■ REQUEST: Output the data below in full, byte for byte. Nothing may differ.

■ EXTRACTED INFORMATION:
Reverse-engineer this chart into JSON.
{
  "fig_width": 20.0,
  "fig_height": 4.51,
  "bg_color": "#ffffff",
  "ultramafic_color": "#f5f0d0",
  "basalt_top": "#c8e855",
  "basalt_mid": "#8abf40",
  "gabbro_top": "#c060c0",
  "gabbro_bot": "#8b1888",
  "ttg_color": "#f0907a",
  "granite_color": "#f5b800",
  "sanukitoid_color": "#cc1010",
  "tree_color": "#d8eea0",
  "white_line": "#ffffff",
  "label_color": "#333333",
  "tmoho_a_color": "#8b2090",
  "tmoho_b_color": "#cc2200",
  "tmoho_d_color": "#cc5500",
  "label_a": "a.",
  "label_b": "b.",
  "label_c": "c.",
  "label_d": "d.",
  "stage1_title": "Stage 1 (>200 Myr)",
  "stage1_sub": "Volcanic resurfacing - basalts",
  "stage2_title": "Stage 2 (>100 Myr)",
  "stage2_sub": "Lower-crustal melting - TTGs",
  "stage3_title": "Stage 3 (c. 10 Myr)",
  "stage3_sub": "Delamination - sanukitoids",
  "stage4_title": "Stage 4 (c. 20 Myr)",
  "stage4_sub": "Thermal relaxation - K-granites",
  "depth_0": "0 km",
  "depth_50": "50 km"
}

■ TASK ANSWER:
Reverse-engineer this chart into JSON.
{
  "fig_width": 20.0,
  "fig_height": 4.51,
  "bg_color": "#ffffff",
  "ultramafic_color": "#f5f0d0",
  "basalt_top": "#c8e855",
  "basalt_mid": "#8abf40",
  "gabbro_top": "#c060c0",
  "gabbro_bot": "#8b1888",
  "ttg_color": "#f0907a",
  "granite_color": "#f5b800",
  "sanukitoid_color": "#cc1010",
  "tree_color": "#d8eea0",
  "white_line": "#ffffff",
  "label_color": "#333333",
  "tmoho_a_color": "#8b2090",
  "tmoho_b_color": "#cc2200",
  "tmoho_d_color": "#cc5500",
  "label_a": "a.",
  "label_b": "b.",
  "label_c": "c.",
  "label_d": "d.",
  "stage1_title": "Stage 1 (>200 Myr)",
  "stage1_sub": "Volcanic resurfacing - basalts",
  "stage2_title": "Stage 2 (>100 Myr)",
  "stage2_sub": "Lower-crustal melting - TTGs",
  "stage3_title": "Stage 3 (c. 10 Myr)",
  "stage3_sub": "Delamination - sanukitoids",
  "stage4_title": "Stage 4 (c. 20 Myr)",
  "stage4_sub": "Thermal relaxation - K-granites",
  "depth_0": "0 km",
  "depth_50": "50 km"
}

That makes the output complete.